··· Input data ···
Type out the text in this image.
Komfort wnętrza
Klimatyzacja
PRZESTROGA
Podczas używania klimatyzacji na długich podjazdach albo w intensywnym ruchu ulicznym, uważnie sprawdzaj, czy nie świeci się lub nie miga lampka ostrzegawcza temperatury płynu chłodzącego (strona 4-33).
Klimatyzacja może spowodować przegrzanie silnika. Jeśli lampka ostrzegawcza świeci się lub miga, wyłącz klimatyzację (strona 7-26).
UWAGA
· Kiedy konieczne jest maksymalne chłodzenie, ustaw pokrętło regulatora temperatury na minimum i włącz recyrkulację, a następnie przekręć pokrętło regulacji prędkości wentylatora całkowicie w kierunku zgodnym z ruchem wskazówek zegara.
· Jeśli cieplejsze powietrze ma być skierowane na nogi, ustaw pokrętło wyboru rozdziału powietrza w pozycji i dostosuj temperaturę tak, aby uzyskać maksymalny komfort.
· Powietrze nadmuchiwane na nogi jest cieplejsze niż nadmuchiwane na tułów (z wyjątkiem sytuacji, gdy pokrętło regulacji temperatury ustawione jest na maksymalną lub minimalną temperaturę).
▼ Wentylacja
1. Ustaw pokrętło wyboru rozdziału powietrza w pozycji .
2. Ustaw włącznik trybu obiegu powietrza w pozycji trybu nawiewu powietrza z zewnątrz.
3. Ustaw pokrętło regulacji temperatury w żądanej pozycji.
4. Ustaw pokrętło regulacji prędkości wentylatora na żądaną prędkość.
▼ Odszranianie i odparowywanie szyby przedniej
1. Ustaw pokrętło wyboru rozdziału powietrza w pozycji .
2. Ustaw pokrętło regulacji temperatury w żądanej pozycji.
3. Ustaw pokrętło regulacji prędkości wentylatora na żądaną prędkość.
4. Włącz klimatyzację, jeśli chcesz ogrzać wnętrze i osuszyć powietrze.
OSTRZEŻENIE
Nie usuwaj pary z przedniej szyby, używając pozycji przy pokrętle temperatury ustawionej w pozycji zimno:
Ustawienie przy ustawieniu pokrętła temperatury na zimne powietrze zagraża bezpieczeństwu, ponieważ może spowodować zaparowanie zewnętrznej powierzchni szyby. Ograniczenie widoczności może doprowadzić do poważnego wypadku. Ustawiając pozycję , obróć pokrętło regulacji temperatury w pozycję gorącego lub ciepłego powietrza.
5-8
···
What needs to be done:
Copy all lines from the entries that contain the word "cieplejsze".

Solution for this task:
· Jeśli cieplejsze powietrze ma być skierowane na nogi, ustaw pokrętło wyboru rozdziału powietrza w pozycji i dostosuj temperaturę tak, aby uzyskać maksymalny komfort.
· Powietrze nadmuchiwane na nogi jest cieplejsze niż nadmuchiwane na tułów (z wyjątkiem sytuacji, gdy pokrętło regulacji temperatury ustawione jest na maksymalną lub minimalną temperaturę).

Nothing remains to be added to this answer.